__Written problem__.
Word for word, transcribe the lines below and drop the pictures.

__Exercise input__.
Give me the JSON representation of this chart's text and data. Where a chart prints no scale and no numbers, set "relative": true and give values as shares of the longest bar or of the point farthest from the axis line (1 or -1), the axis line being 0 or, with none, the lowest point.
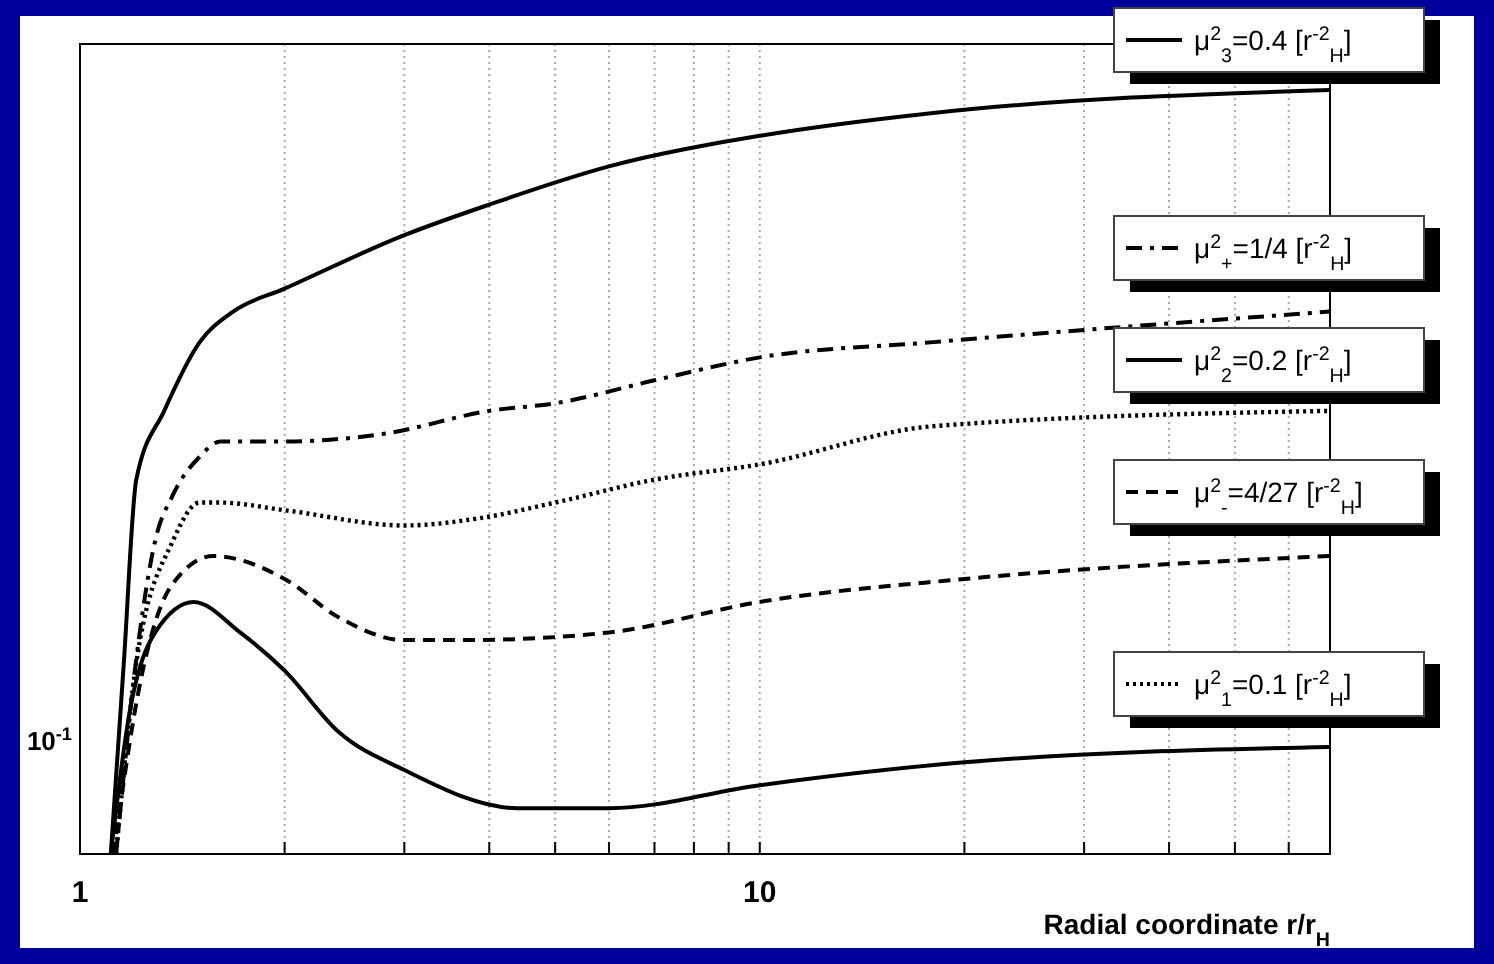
{
  "chart_data": {
    "type": "line",
    "relative": true,
    "xlabel": "Radial coordinate r/r$_{H}$",
    "log": "x",
    "grid": "x",
    "legend": "right",
    "marker": "none",
    "xlim": [
      1,
      69
    ],
    "xticks": [
      1,
      {
        "value": 2,
        "label": null
      },
      {
        "value": 3,
        "label": null
      },
      {
        "value": 4,
        "label": null
      },
      {
        "value": 5,
        "label": null
      },
      {
        "value": 6,
        "label": null
      },
      {
        "value": 7,
        "label": null
      },
      {
        "value": 8,
        "label": null
      },
      {
        "value": 9,
        "label": null
      },
      10,
      {
        "value": 20,
        "label": null
      },
      {
        "value": 30,
        "label": null
      },
      {
        "value": 40,
        "label": null
      },
      {
        "value": 50,
        "label": null
      },
      {
        "value": 60,
        "label": null
      }
    ],
    "annotations": [
      "10$^{-1}$"
    ],
    "series": [
      {
        "name": "μ$^{2}$$_{3}$=0.4 [r$^{-2}$$_{H}$]",
        "color": "#000000",
        "line_style": "solid",
        "x": [
          1.11,
          1.16,
          1.21,
          1.33,
          1.5,
          1.68,
          2,
          3,
          4,
          6,
          10,
          18,
          69
        ],
        "values": [
          0,
          0.25,
          0.49,
          0.58,
          0.67,
          0.71,
          0.74,
          0.81,
          0.85,
          0.9,
          0.94,
          0.97,
          1
        ]
      },
      {
        "name": "μ$^{2}$$_{+}$=1/4 [r$^{-2}$$_{H}$]",
        "color": "#000000",
        "line_style": "dashdot",
        "x": [
          1.13,
          1.22,
          1.29,
          1.37,
          1.5,
          1.61,
          2,
          2.8,
          4,
          5,
          7,
          10,
          18,
          69
        ],
        "values": [
          0,
          0.28,
          0.41,
          0.47,
          0.52,
          0.54,
          0.54,
          0.55,
          0.58,
          0.59,
          0.62,
          0.65,
          0.67,
          0.71
        ]
      },
      {
        "name": "μ$^{2}$$_{2}$=0.2 [r$^{-2}$$_{H}$]",
        "color": "#000000",
        "line_style": "solid",
        "x": [
          1.11,
          1.18,
          1.29,
          1.47,
          1.72,
          2,
          2.4,
          3,
          4.4,
          6,
          10,
          20,
          69
        ],
        "values": [
          0,
          0.18,
          0.29,
          0.33,
          0.29,
          0.24,
          0.16,
          0.11,
          0.06,
          0.06,
          0.09,
          0.12,
          0.14
        ]
      },
      {
        "name": "μ$^{2}$$_{-}$=4/27 [r$^{-2}$$_{H}$]",
        "color": "#000000",
        "line_style": "dashed",
        "x": [
          1.12,
          1.23,
          1.36,
          1.57,
          2,
          2.4,
          3,
          3.7,
          6,
          10,
          20,
          69
        ],
        "values": [
          0,
          0.23,
          0.35,
          0.39,
          0.36,
          0.31,
          0.28,
          0.28,
          0.29,
          0.33,
          0.36,
          0.39
        ]
      },
      {
        "name": "μ$^{2}$$_{1}$=0.1 [r$^{-2}$$_{H}$]",
        "color": "#000000",
        "line_style": "dotted",
        "x": [
          1.13,
          1.21,
          1.37,
          1.5,
          1.61,
          2,
          3,
          3.9,
          5,
          7,
          10,
          18,
          69
        ],
        "values": [
          0,
          0.25,
          0.41,
          0.46,
          0.46,
          0.45,
          0.43,
          0.44,
          0.46,
          0.49,
          0.51,
          0.56,
          0.58
        ]
      }
    ]
  }
}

__Solution below__.
Give me the JSON representation of this chart's text and data. Where a chart prints no scale and no numbers, set "relative": true and give values as shares of the longest bar or of the point farthest from the axis line (1 or -1), the axis line being 0 or, with none, the lowest point.
{
  "chart_data": {
    "type": "line",
    "relative": true,
    "xlabel": "Radial coordinate r/r$_{H}$",
    "log": "x",
    "grid": "x",
    "legend": "right",
    "marker": "none",
    "xlim": [
      1,
      69
    ],
    "xticks": [
      1,
      {
        "value": 2,
        "label": null
      },
      {
        "value": 3,
        "label": null
      },
      {
        "value": 4,
        "label": null
      },
      {
        "value": 5,
        "label": null
      },
      {
        "value": 6,
        "label": null
      },
      {
        "value": 7,
        "label": null
      },
      {
        "value": 8,
        "label": null
      },
      {
        "value": 9,
        "label": null
      },
      10,
      {
        "value": 20,
        "label": null
      },
      {
        "value": 30,
        "label": null
      },
      {
        "value": 40,
        "label": null
      },
      {
        "value": 50,
        "label": null
      },
      {
        "value": 60,
        "label": null
      }
    ],
    "annotations": [
      "10$^{-1}$"
    ],
    "series": [
      {
        "name": "μ$^{2}$$_{3}$=0.4 [r$^{-2}$$_{H}$]",
        "color": "#000000",
        "line_style": "solid",
        "x": [
          1.11,
          1.16,
          1.21,
          1.33,
          1.5,
          1.68,
          2,
          3,
          4,
          6,
          10,
          18,
          69
        ],
        "values": [
          0,
          0.25,
          0.49,
          0.58,
          0.67,
          0.71,
          0.74,
          0.81,
          0.85,
          0.9,
          0.94,
          0.97,
          1
        ]
      },
      {
        "name": "μ$^{2}$$_{+}$=1/4 [r$^{-2}$$_{H}$]",
        "color": "#000000",
        "line_style": "dashdot",
        "x": [
          1.13,
          1.22,
          1.29,
          1.37,
          1.5,
          1.61,
          2,
          2.8,
          4,
          5,
          7,
          10,
          18,
          69
        ],
        "values": [
          0,
          0.28,
          0.41,
          0.47,
          0.52,
          0.54,
          0.54,
          0.55,
          0.58,
          0.59,
          0.62,
          0.65,
          0.67,
          0.71
        ]
      },
      {
        "name": "μ$^{2}$$_{2}$=0.2 [r$^{-2}$$_{H}$]",
        "color": "#000000",
        "line_style": "solid",
        "x": [
          1.11,
          1.18,
          1.29,
          1.47,
          1.72,
          2,
          2.4,
          3,
          4.4,
          6,
          10,
          20,
          69
        ],
        "values": [
          0,
          0.18,
          0.29,
          0.33,
          0.29,
          0.24,
          0.16,
          0.11,
          0.06,
          0.06,
          0.09,
          0.12,
          0.14
        ]
      },
      {
        "name": "μ$^{2}$$_{-}$=4/27 [r$^{-2}$$_{H}$]",
        "color": "#000000",
        "line_style": "dashed",
        "x": [
          1.12,
          1.23,
          1.36,
          1.57,
          2,
          2.4,
          3,
          3.7,
          6,
          10,
          20,
          69
        ],
        "values": [
          0,
          0.23,
          0.35,
          0.39,
          0.36,
          0.31,
          0.28,
          0.28,
          0.29,
          0.33,
          0.36,
          0.39
        ]
      },
      {
        "name": "μ$^{2}$$_{1}$=0.1 [r$^{-2}$$_{H}$]",
        "color": "#000000",
        "line_style": "dotted",
        "x": [
          1.13,
          1.21,
          1.37,
          1.5,
          1.61,
          2,
          3,
          3.9,
          5,
          7,
          10,
          18,
          69
        ],
        "values": [
          0,
          0.25,
          0.41,
          0.46,
          0.46,
          0.45,
          0.43,
          0.44,
          0.46,
          0.49,
          0.51,
          0.56,
          0.58
        ]
      }
    ]
  }
}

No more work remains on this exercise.